Given task A >>
Answer these questions using the blog excerpt:
(i) What did the child say he gets to do when he is at home?
(ii) Where had the student put his backpack before bending over and touching the keys?
(iii) In how many steps did the teacher race across the room?
Given task B >> Extract from the blog excerpt the passage starting at "You RACED across" and ending at "an open bar.", copying it word for word.

Excerpt >>
I asked him to move, less politely. He said no. This went on for at least a couple of MINUTES, because I'll be damned if I was going to let this child break me. The level of attitude was astounding. I've never met a child so stubborn. And then he said the one thing that made me understand him.

"When I'm at home, I get to do whatever I want."

Well, GEE. Ain't that just great. Dear Nero's parents: Your kid is an asshole. He disrupts the class, he's rude, he has no concept of proper behavior, and it's all your fault. Thank you.

Friday, October 23, 2009

Chill the fuck out!, Part 2

Dear Teacher:

Thank you for letting us use your room for our program. I understand that allowing a group of children and a person you don't know into your meticulously-designed classroom. Any number of things could happen. Items could go missing from children's desks. Projects could be messed up. Books can be moved. A mess could be left all over the place. All of these things have happened in the past because children don't know how to keep their hands to themselves when they see something exciting, and very often the instructor doesn't catch it. Sometimes the instructor doesn't understand how to properly clean up a room.

I received a call about your room being disrupted, that some xylophones were all rattled and knocked over. We discussed that if this happened the day before, it was not my class. I made it clear to my students that they are not allowed to touch any of the musical instruments when not supervised by the music teacher. I have the fear of God put into me about this, and I also know what it would be like to go into my workplace and have all my stuff moved or disrupted. If they knocked things over while getting their backpacks, I didn't see it, and I am very sorry. I will have them put their backpacks somewhere else.

But you sat in on my class to use your computer. I understand you might have work to do, but that freaks me out. I was expecting a phone call to the office for one reason or another, because our classes don't run the way yours do. At the start of class, the kids came in to put their backpacks down. One of the kids went to get something from his backpack, which he'd put behind the piano. As he bent over, his butt touched some of the keys and made a noise.

You RACED across the room in three steps to give him a verbal whipping, the likes of which I don't think I have EVER seen. It was an accident. Everyone who saw it knew it was an accident. He told you it was an accident. Holy. Fucking. Crap.

The more I work in elementary schools, the more I think that every person there needs a lot more vacation time. Or an in-school massage parlor... or an open bar.

Thursday, October 22, 2009

Chill the fuck out!

Data lines >>
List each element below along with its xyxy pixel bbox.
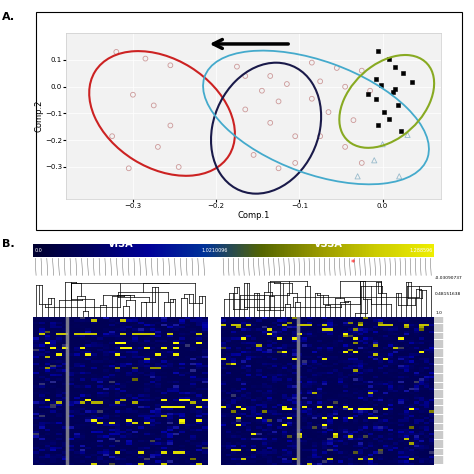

Exercise answer A >>
(i) Whatever he wants.
(ii) Behind the piano.
(iii) Three steps.

Exercise answer B >>
You RACED across the room in three steps to give him a verbal whipping, the likes of which I don't think I have EVER seen. It was an accident. Everyone who saw it knew it was an accident. He told you it was an accident. Holy. Fucking. Crap.

The more I work in elementary schools, the more I think that every person there needs a lot more vacation time. Or an in-school massage parlor... or an open bar.